Copy every line in which the string "below" occurs.

:: DATA ::

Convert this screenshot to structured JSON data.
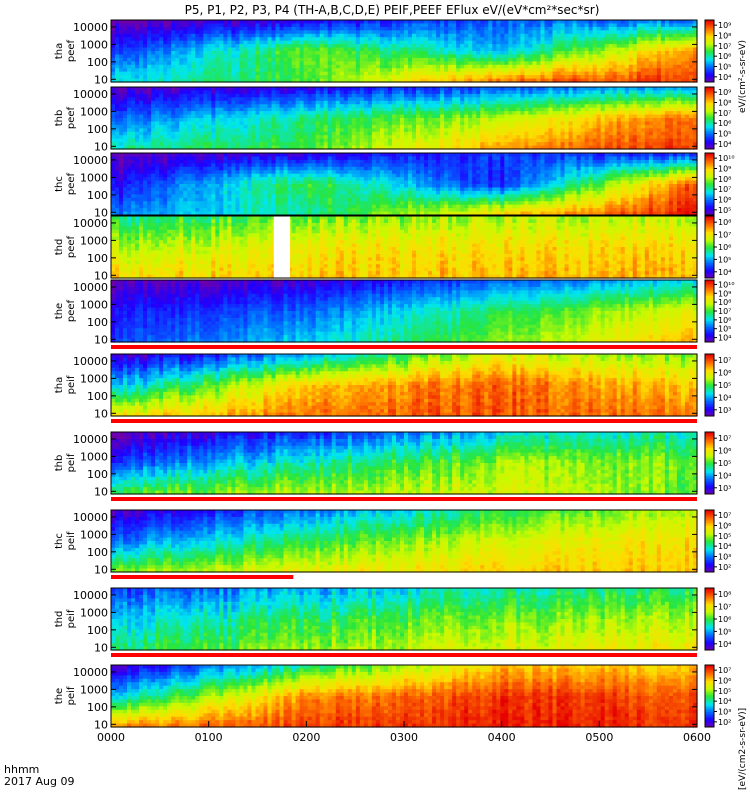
{
  "title": "P5, P1, P2, P3, P4 (TH-A,B,C,D,E) PEIF,PEEF EFlux eV/(eV*cm²*sec*sr)",
  "footer": {
    "time_label": "hhmm",
    "date_label": "2017 Aug 09"
  },
  "colorbar_label_top": "eV/(cm²-s-sr-eV)",
  "colorbar_label_bottom": "[eV/(cm2-s-sr-eV)]",
  "chart_data": [
    {
      "type": "heatmap",
      "title": "P5, P1, P2, P3, P4 (TH-A,B,C,D,E) PEIF,PEEF EFlux eV/(eV*cm²*sec*sr)",
      "xlabel": "hhmm",
      "x_ticks": [
        "0000",
        "0100",
        "0200",
        "0300",
        "0400",
        "0500",
        "0600"
      ],
      "x_range": [
        "0000",
        "0600"
      ],
      "date": "2017 Aug 09",
      "yscale": "log",
      "colormap": "rainbow",
      "panels": [
        {
          "label": "tha peef",
          "y_ticks": [
            "10",
            "100",
            "1000",
            "10000"
          ],
          "ylim": [
            7,
            25000
          ],
          "cbar_ticks": [
            "10⁴",
            "10⁵",
            "10⁶",
            "10⁷",
            "10⁸",
            "10⁹"
          ],
          "cbar_log_range": [
            3.5,
            9.5
          ],
          "profile": [
            [
              3.5,
              4.5,
              5.8
            ],
            [
              4,
              6.8,
              6.5
            ],
            [
              4.9,
              5.5,
              8.8
            ],
            [
              5,
              8.6,
              9.2
            ]
          ]
        },
        {
          "label": "thb peef",
          "y_ticks": [
            "10",
            "100",
            "1000",
            "10000"
          ],
          "ylim": [
            7,
            25000
          ],
          "cbar_ticks": [
            "10⁴",
            "10⁵",
            "10⁶",
            "10⁷",
            "10⁸",
            "10⁹"
          ],
          "cbar_log_range": [
            3.5,
            9.5
          ],
          "profile": [
            [
              3.6,
              4.8,
              6
            ],
            [
              4.1,
              6.2,
              6.6
            ],
            [
              4.8,
              7.2,
              8.4
            ],
            [
              5.4,
              8.8,
              9.2
            ]
          ]
        },
        {
          "label": "thc peef",
          "y_ticks": [
            "10",
            "100",
            "1000",
            "10000"
          ],
          "ylim": [
            7,
            25000
          ],
          "cbar_ticks": [
            "10⁵",
            "10⁶",
            "10⁷",
            "10⁸",
            "10⁹",
            "10¹⁰"
          ],
          "cbar_log_range": [
            4.5,
            10.5
          ],
          "profile": [
            [
              4.5,
              5.1,
              6
            ],
            [
              5,
              7.6,
              7.1
            ],
            [
              5.6,
              5.4,
              9
            ],
            [
              5.3,
              10,
              10.4
            ]
          ]
        },
        {
          "label": "thd peef",
          "y_ticks": [
            "10",
            "100",
            "1000",
            "10000"
          ],
          "ylim": [
            7,
            25000
          ],
          "cbar_ticks": [
            "10⁴",
            "10⁵",
            "10⁶",
            "10⁷",
            "10⁸"
          ],
          "cbar_log_range": [
            3.5,
            8.5
          ],
          "profile": [
            [
              5.7,
              6.5,
              7.2
            ],
            [
              6.2,
              7,
              7.3
            ],
            [
              6.5,
              7.1,
              7.4
            ],
            [
              6.6,
              7.2,
              7.5
            ]
          ]
        },
        {
          "label": "the peef",
          "y_ticks": [
            "10",
            "100",
            "1000",
            "10000"
          ],
          "ylim": [
            7,
            25000
          ],
          "cbar_ticks": [
            "10⁴",
            "10⁵",
            "10⁶",
            "10⁷",
            "10⁸",
            "10⁹",
            "10¹⁰"
          ],
          "cbar_log_range": [
            3.5,
            10.5
          ],
          "profile": [
            [
              3.6,
              4.4,
              4.8
            ],
            [
              4,
              5.2,
              6
            ],
            [
              5,
              6.8,
              7.4
            ],
            [
              6,
              8.2,
              9
            ]
          ]
        },
        {
          "label": "tha peif",
          "y_ticks": [
            "10",
            "100",
            "1000",
            "10000"
          ],
          "ylim": [
            7,
            25000
          ],
          "cbar_ticks": [
            "10³",
            "10⁴",
            "10⁵",
            "10⁶",
            "10⁷"
          ],
          "cbar_log_range": [
            2.5,
            7.5
          ],
          "profile": [
            [
              2.6,
              4,
              6
            ],
            [
              4,
              6.3,
              6.8
            ],
            [
              5.8,
              6.9,
              7
            ],
            [
              5.2,
              6.2,
              6.7
            ]
          ]
        },
        {
          "label": "thb peif",
          "y_ticks": [
            "10",
            "100",
            "1000",
            "10000"
          ],
          "ylim": [
            7,
            25000
          ],
          "cbar_ticks": [
            "10³",
            "10⁴",
            "10⁵",
            "10⁶",
            "10⁷"
          ],
          "cbar_log_range": [
            2.5,
            7.5
          ],
          "profile": [
            [
              2.6,
              3.5,
              5.2
            ],
            [
              3.3,
              4.6,
              5.6
            ],
            [
              4.2,
              5.4,
              5.7
            ],
            [
              4.6,
              5.3,
              5.2
            ]
          ]
        },
        {
          "label": "thc peif",
          "y_ticks": [
            "10",
            "100",
            "1000",
            "10000"
          ],
          "ylim": [
            7,
            25000
          ],
          "cbar_ticks": [
            "10²",
            "10³",
            "10⁴",
            "10⁵",
            "10⁶",
            "10⁷"
          ],
          "cbar_log_range": [
            1.5,
            7.5
          ],
          "profile": [
            [
              1.8,
              3,
              5
            ],
            [
              3,
              4.4,
              5.6
            ],
            [
              4.4,
              5.4,
              6
            ],
            [
              5.2,
              5.9,
              6.1
            ]
          ]
        },
        {
          "label": "thd peif",
          "y_ticks": [
            "10",
            "100",
            "1000",
            "10000"
          ],
          "ylim": [
            7,
            25000
          ],
          "cbar_ticks": [
            "10⁴",
            "10⁵",
            "10⁶",
            "10⁷",
            "10⁸"
          ],
          "cbar_log_range": [
            3.5,
            8.5
          ],
          "profile": [
            [
              4.4,
              5.2,
              5.8
            ],
            [
              5,
              5.9,
              6.4
            ],
            [
              5.6,
              6.3,
              6.8
            ],
            [
              5.8,
              6.5,
              7
            ]
          ]
        },
        {
          "label": "the peif",
          "y_ticks": [
            "10",
            "100",
            "1000",
            "10000"
          ],
          "ylim": [
            7,
            25000
          ],
          "cbar_ticks": [
            "10²",
            "10³",
            "10⁴",
            "10⁵",
            "10⁶",
            "10⁷"
          ],
          "cbar_log_range": [
            1.5,
            7.5
          ],
          "profile": [
            [
              1.8,
              3.6,
              6.6
            ],
            [
              4,
              6.4,
              7
            ],
            [
              6,
              7.1,
              7.3
            ],
            [
              6,
              6.9,
              7.2
            ]
          ]
        }
      ],
      "gaps": [
        {
          "panel": "thd peef",
          "from": "0140",
          "to": "0150"
        }
      ],
      "flag_bars": [
        {
          "below": "the peef",
          "color": "#ff0000",
          "from": "0000",
          "to": "0600"
        },
        {
          "below": "tha peif",
          "color": "#ff0000",
          "from": "0000",
          "to": "0600"
        },
        {
          "below": "thb peif",
          "color": "#ff0000",
          "from": "0000",
          "to": "0600"
        },
        {
          "below": "thc peif",
          "color": "#ff0000",
          "from": "0000",
          "to": "0152"
        },
        {
          "below": "thd peif",
          "color": "#ff0000",
          "from": "0000",
          "to": "0600"
        }
      ]
    }
  ]
}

:::

## CORRECT ANSWER
          "below": "the peef",
          "below": "tha peif",
          "below": "thb peif",
          "below": "thc peif",
          "below": "thd peif",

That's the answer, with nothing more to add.